▶ [Source material]
** Begin **

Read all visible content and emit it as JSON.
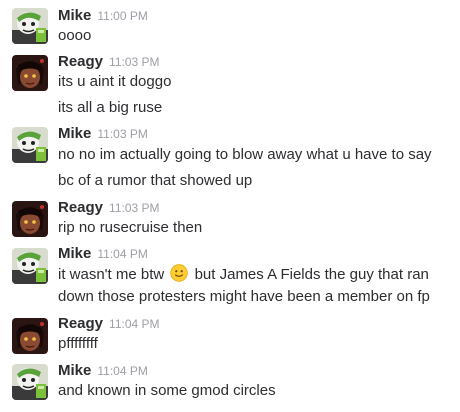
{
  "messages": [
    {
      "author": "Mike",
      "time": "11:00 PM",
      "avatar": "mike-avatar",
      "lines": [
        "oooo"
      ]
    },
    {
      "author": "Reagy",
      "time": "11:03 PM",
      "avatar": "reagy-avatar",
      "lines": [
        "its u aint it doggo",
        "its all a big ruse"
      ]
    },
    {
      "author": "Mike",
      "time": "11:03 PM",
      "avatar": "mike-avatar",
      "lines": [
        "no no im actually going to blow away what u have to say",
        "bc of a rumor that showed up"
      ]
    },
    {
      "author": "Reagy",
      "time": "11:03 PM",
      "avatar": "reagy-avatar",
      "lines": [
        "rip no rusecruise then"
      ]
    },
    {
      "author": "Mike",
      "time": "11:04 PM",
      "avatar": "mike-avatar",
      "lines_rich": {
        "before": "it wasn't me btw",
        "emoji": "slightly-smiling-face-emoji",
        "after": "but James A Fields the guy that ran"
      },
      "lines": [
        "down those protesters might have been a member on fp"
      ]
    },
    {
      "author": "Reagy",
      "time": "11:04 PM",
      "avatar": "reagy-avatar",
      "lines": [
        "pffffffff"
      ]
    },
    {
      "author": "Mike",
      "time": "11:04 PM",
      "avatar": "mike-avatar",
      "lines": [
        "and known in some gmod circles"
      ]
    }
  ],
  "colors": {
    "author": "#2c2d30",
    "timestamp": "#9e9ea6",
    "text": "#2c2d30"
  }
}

** End **
** Begin **

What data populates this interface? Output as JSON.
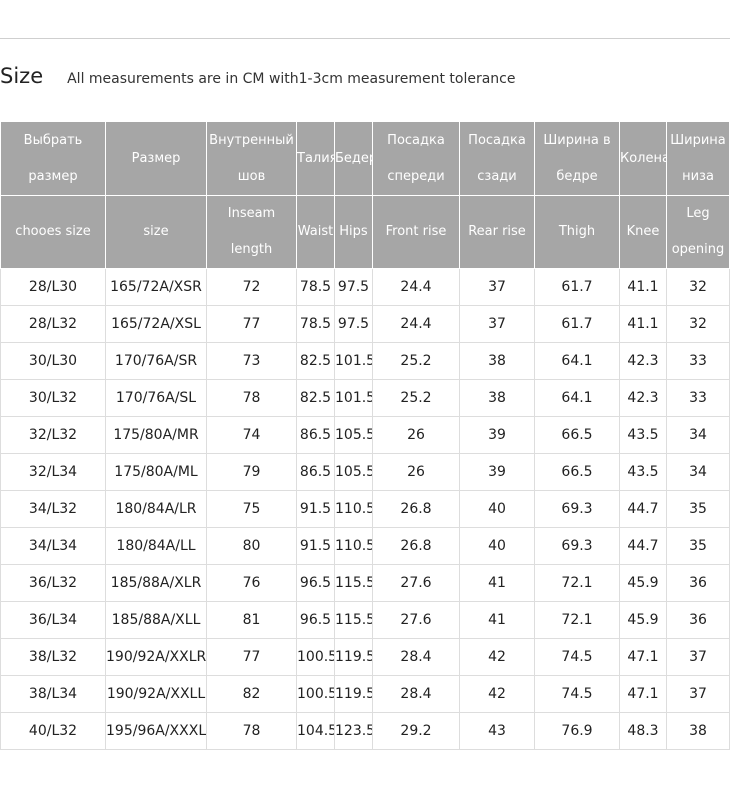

** End **
** Begin **

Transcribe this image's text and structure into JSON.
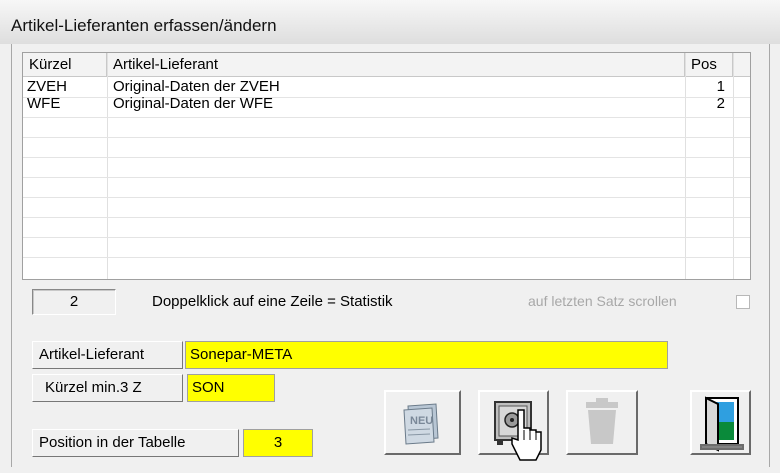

** End **

▶ [Exercise task] Lines that hold the word "this" are the ones to return, every one of them.

▶ [Written response]
What data populates this interface? Output as JSON.
Transcribe this image's text and structure into JSON.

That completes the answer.